GIVEN TASK. Determine how many lines of the entries contain "bottom". Reply with that number alone.

----

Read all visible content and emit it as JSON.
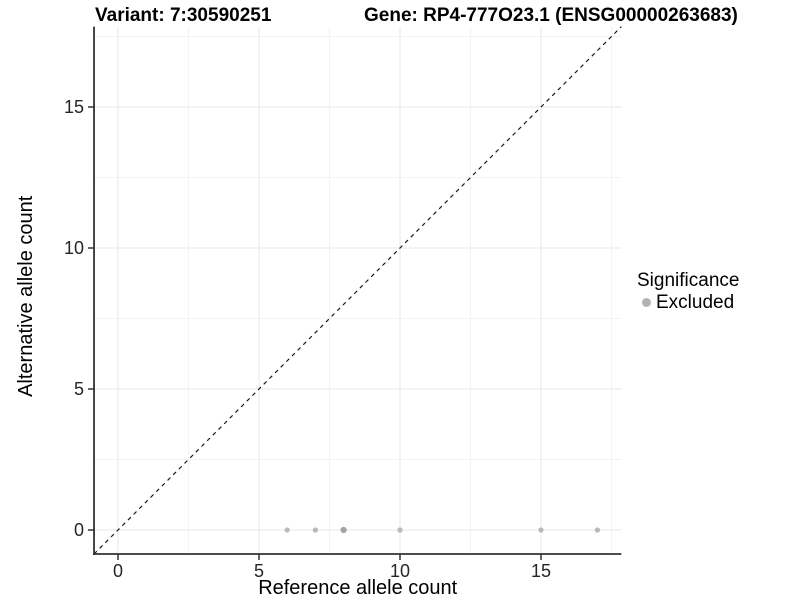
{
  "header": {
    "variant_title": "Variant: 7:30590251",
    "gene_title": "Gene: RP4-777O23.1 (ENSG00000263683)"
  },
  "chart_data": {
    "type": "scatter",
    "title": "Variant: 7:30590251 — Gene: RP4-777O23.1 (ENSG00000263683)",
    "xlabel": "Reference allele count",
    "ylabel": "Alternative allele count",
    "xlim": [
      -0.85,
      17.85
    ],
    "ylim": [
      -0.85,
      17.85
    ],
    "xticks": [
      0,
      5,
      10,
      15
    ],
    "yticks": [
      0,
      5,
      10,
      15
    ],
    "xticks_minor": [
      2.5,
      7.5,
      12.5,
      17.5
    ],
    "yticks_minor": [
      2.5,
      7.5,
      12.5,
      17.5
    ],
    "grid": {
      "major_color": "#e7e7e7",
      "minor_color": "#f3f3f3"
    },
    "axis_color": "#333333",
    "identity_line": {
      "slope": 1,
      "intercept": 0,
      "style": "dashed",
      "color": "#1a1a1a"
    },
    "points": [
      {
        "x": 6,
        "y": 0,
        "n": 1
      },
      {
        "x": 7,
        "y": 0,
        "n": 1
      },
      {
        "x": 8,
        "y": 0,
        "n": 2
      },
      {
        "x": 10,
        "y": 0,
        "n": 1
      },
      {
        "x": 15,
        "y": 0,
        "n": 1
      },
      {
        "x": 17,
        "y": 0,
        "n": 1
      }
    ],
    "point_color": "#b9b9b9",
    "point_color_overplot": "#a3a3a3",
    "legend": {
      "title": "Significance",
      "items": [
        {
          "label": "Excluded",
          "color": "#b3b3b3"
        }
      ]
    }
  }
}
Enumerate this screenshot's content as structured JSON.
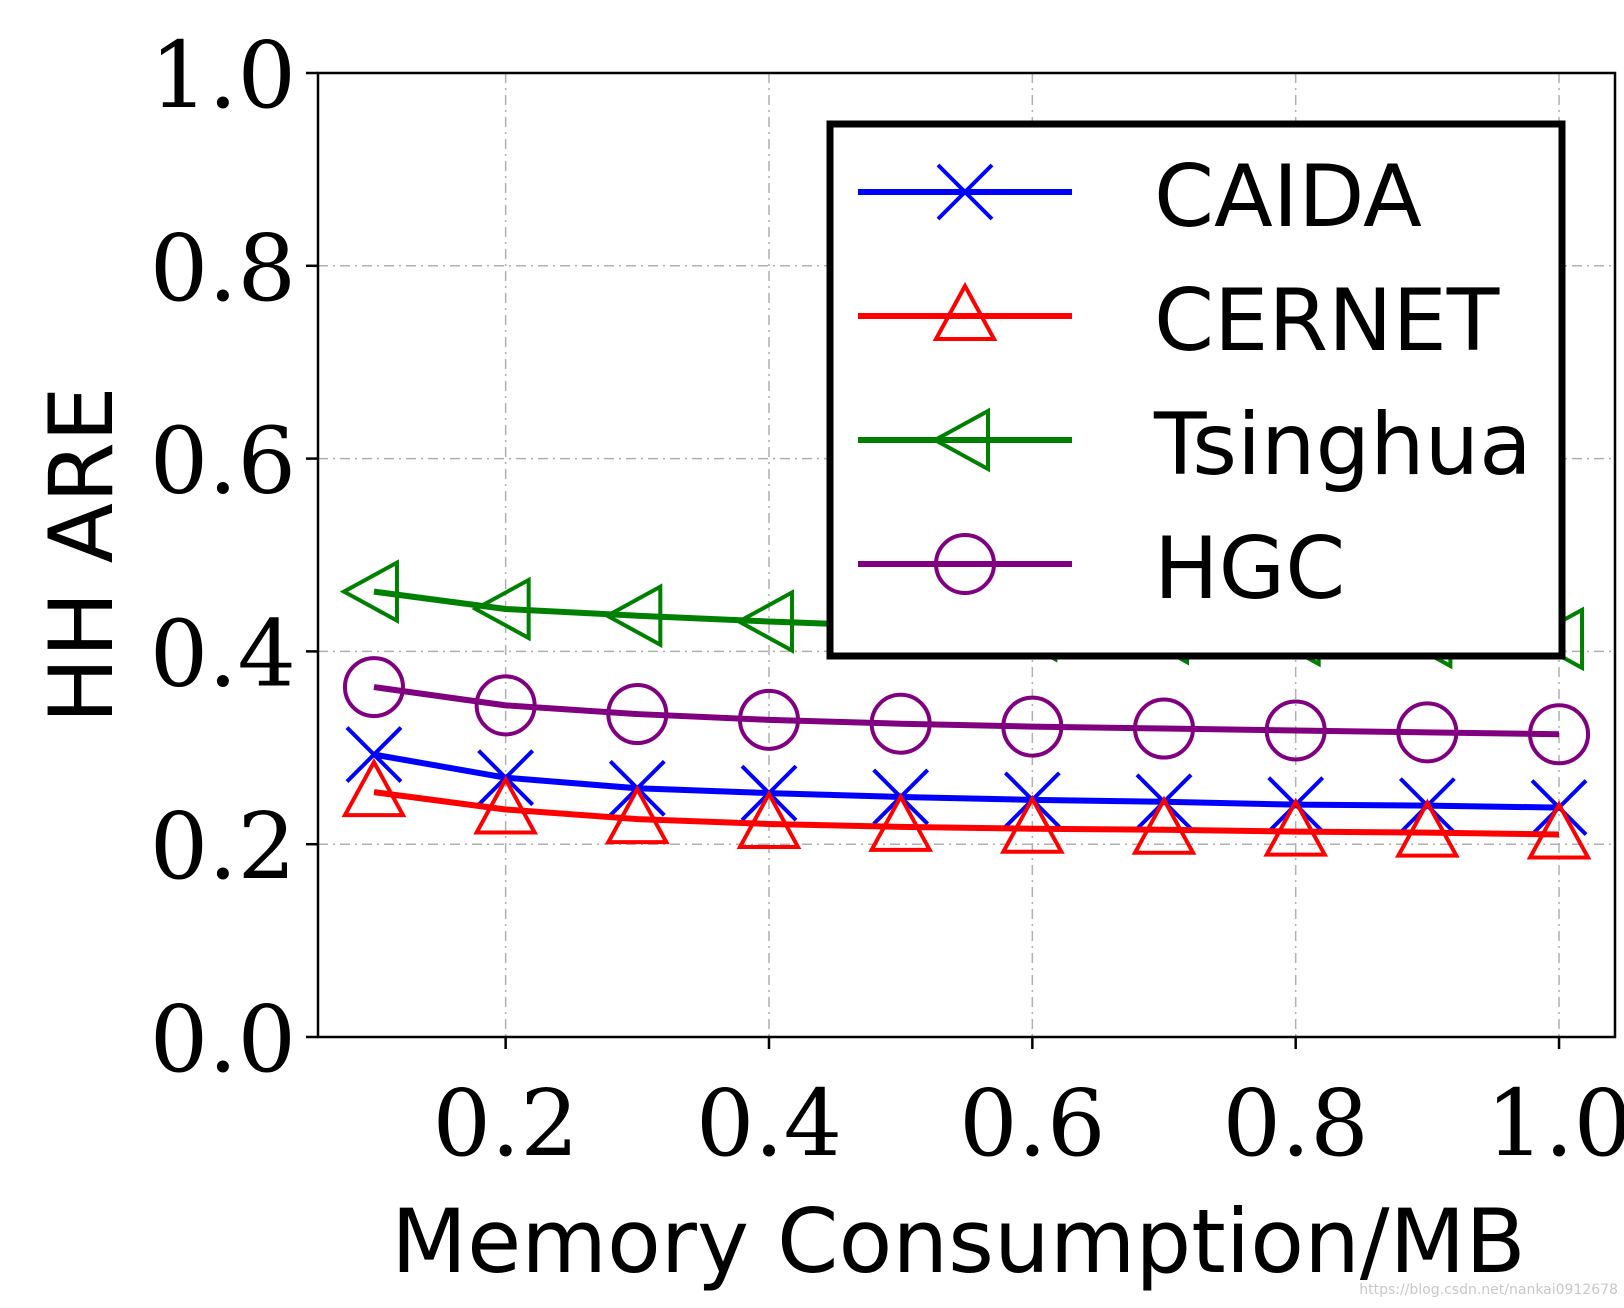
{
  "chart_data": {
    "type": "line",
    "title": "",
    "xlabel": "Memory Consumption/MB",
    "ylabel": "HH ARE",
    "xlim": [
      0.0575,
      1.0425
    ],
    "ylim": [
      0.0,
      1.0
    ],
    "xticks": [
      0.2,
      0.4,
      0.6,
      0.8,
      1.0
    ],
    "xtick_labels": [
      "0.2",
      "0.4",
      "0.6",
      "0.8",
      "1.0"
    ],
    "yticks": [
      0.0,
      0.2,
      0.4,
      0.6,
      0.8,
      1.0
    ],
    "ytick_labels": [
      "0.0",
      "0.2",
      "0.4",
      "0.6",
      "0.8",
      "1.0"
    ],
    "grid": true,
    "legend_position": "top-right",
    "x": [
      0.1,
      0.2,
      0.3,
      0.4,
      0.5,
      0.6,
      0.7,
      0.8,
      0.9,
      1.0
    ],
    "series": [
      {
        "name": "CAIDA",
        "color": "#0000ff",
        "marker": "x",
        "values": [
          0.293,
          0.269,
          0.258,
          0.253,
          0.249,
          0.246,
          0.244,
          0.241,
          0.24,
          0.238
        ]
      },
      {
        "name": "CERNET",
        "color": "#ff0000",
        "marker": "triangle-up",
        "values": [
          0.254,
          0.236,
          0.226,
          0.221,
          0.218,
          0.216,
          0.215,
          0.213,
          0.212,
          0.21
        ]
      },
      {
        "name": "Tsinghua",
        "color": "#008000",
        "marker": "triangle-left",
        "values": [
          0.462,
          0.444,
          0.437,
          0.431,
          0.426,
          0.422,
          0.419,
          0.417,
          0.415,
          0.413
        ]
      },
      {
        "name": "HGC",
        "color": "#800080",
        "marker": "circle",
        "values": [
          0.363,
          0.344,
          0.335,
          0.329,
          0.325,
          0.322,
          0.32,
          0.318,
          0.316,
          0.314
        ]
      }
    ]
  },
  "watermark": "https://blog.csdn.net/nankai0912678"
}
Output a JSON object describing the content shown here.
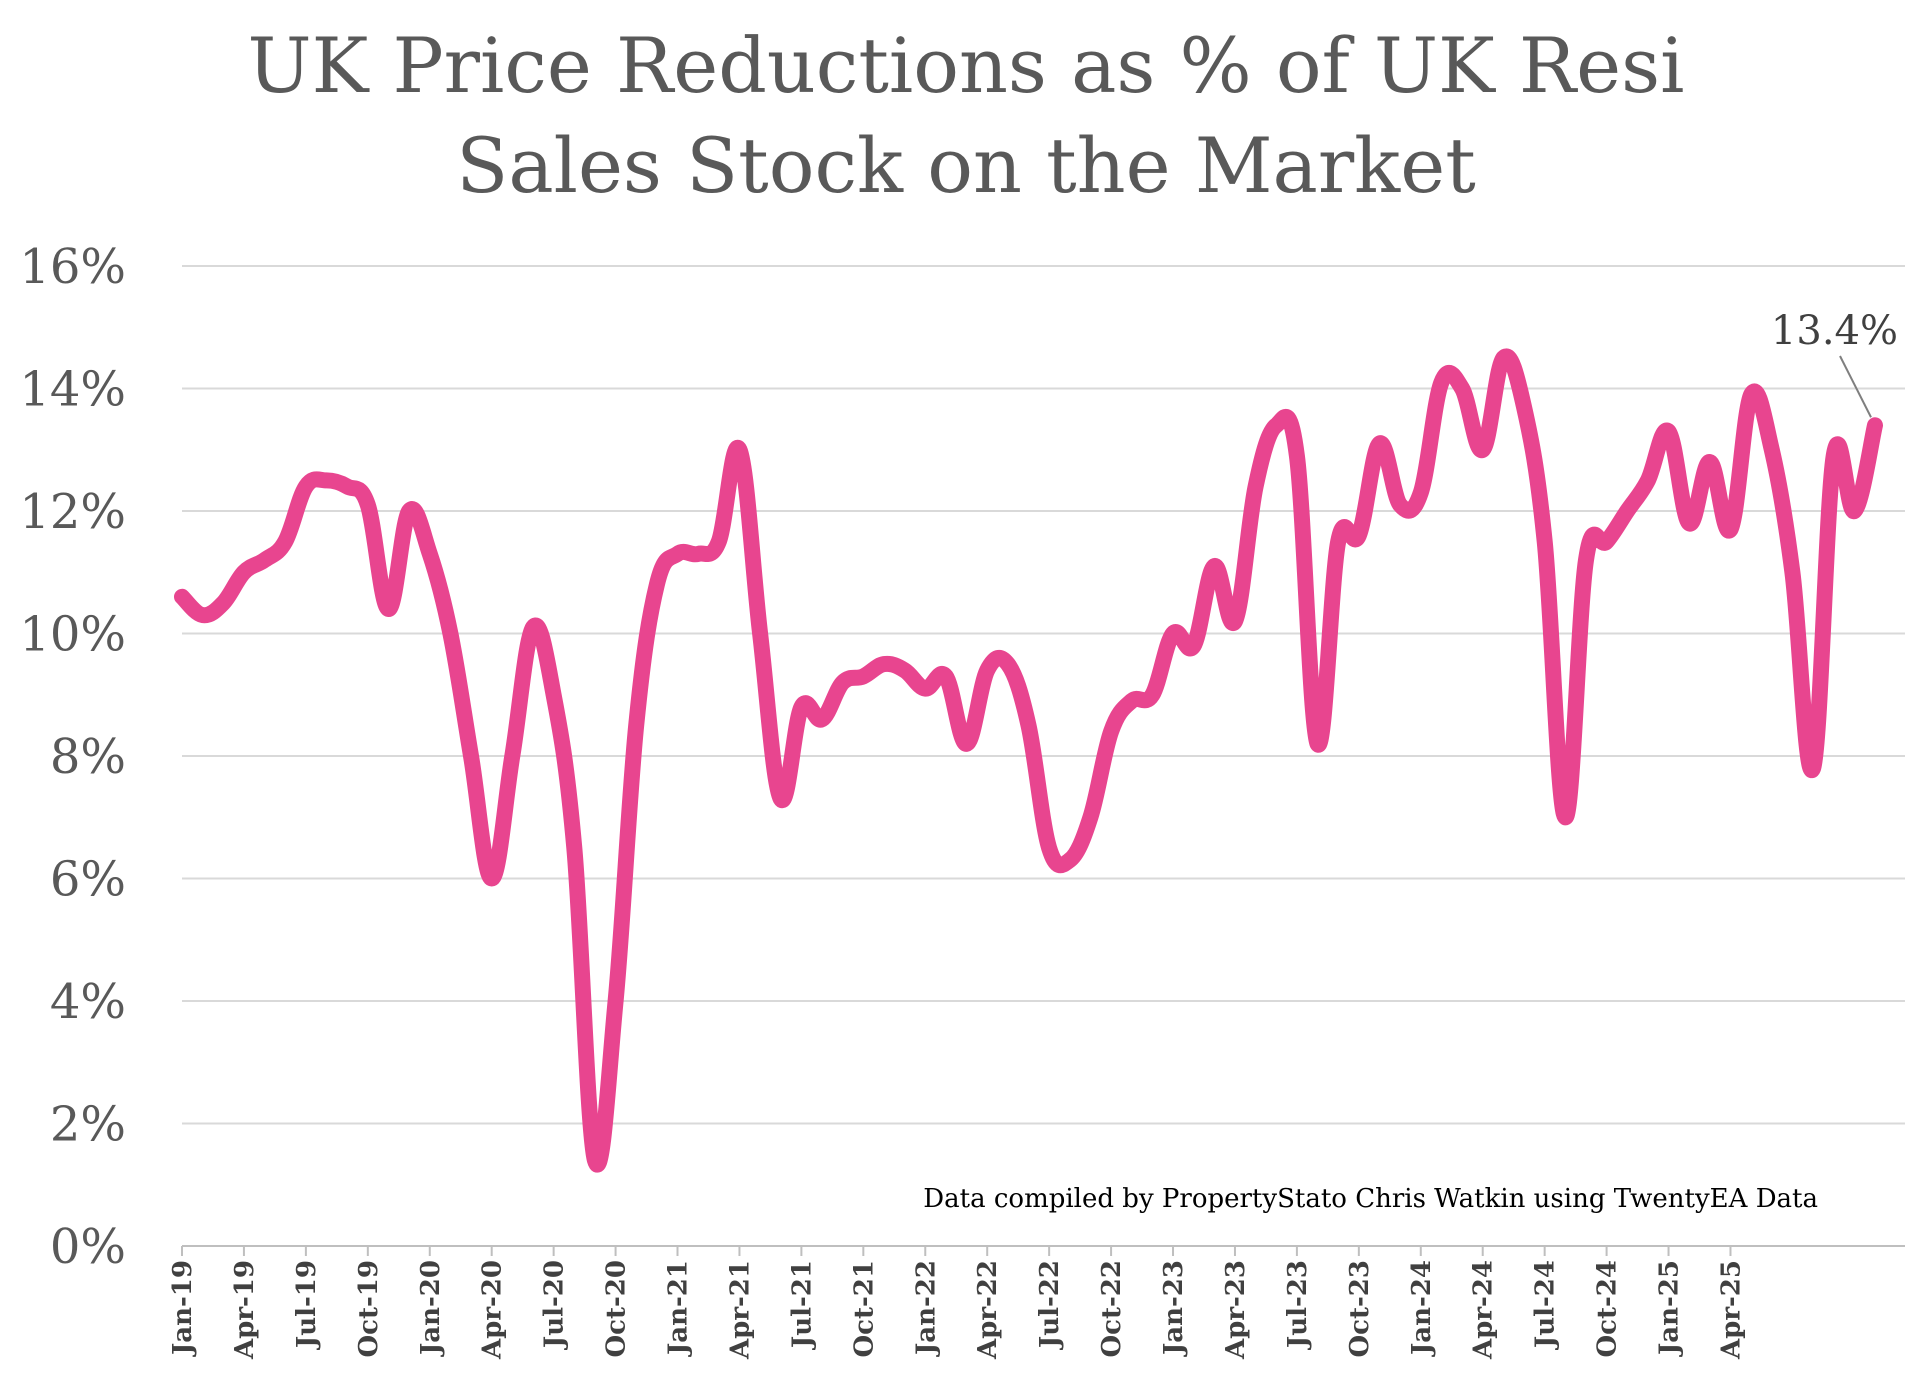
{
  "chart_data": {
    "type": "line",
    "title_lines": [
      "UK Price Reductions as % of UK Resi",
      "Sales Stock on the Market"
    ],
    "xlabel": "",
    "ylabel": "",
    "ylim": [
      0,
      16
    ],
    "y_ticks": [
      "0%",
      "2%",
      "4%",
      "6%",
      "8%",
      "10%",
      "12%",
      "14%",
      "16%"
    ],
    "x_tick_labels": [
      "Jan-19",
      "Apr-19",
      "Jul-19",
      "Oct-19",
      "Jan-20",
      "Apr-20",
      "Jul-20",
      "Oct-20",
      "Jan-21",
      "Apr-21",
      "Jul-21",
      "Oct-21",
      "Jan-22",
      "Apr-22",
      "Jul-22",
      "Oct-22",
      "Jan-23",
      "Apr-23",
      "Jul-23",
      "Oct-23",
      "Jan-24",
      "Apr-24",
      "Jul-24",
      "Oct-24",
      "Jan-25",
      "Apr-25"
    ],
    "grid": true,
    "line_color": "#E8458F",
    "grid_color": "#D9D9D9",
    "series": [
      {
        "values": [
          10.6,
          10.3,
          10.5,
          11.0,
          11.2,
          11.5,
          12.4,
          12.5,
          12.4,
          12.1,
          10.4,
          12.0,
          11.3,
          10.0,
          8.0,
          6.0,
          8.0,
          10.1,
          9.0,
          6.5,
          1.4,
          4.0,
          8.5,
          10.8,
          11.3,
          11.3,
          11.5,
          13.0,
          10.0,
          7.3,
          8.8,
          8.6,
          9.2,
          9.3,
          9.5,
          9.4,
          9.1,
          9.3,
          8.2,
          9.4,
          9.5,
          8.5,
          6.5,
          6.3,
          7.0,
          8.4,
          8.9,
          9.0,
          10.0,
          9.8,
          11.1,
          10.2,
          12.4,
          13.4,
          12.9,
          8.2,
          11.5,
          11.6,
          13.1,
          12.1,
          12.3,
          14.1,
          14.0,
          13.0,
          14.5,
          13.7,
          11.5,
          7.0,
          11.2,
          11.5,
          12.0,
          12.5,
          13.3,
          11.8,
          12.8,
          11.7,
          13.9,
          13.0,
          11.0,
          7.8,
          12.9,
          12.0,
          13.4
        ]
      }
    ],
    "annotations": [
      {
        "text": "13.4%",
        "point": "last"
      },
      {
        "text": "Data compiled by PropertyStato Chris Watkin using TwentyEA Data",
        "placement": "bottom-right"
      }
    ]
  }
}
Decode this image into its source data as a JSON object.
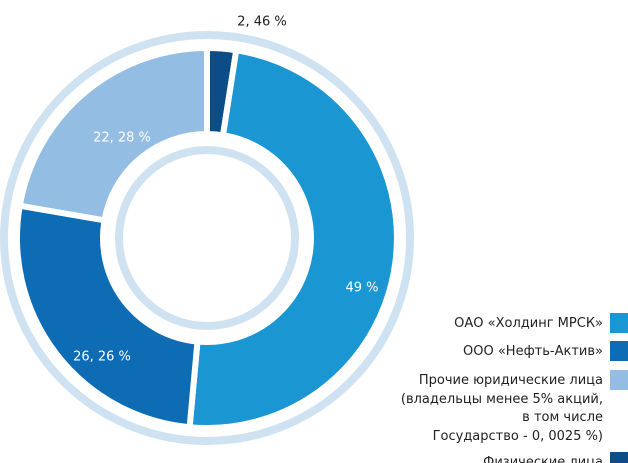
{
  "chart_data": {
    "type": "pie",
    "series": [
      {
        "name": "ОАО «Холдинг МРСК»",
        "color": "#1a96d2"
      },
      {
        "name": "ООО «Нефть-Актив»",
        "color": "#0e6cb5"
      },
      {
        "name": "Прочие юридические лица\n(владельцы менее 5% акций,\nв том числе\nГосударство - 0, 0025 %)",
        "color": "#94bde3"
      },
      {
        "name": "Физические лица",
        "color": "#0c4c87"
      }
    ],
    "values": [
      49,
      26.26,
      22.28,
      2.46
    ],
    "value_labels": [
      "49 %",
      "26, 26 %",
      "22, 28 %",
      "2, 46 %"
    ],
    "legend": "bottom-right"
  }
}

----

OUTPUT FOR THIS TASK. 2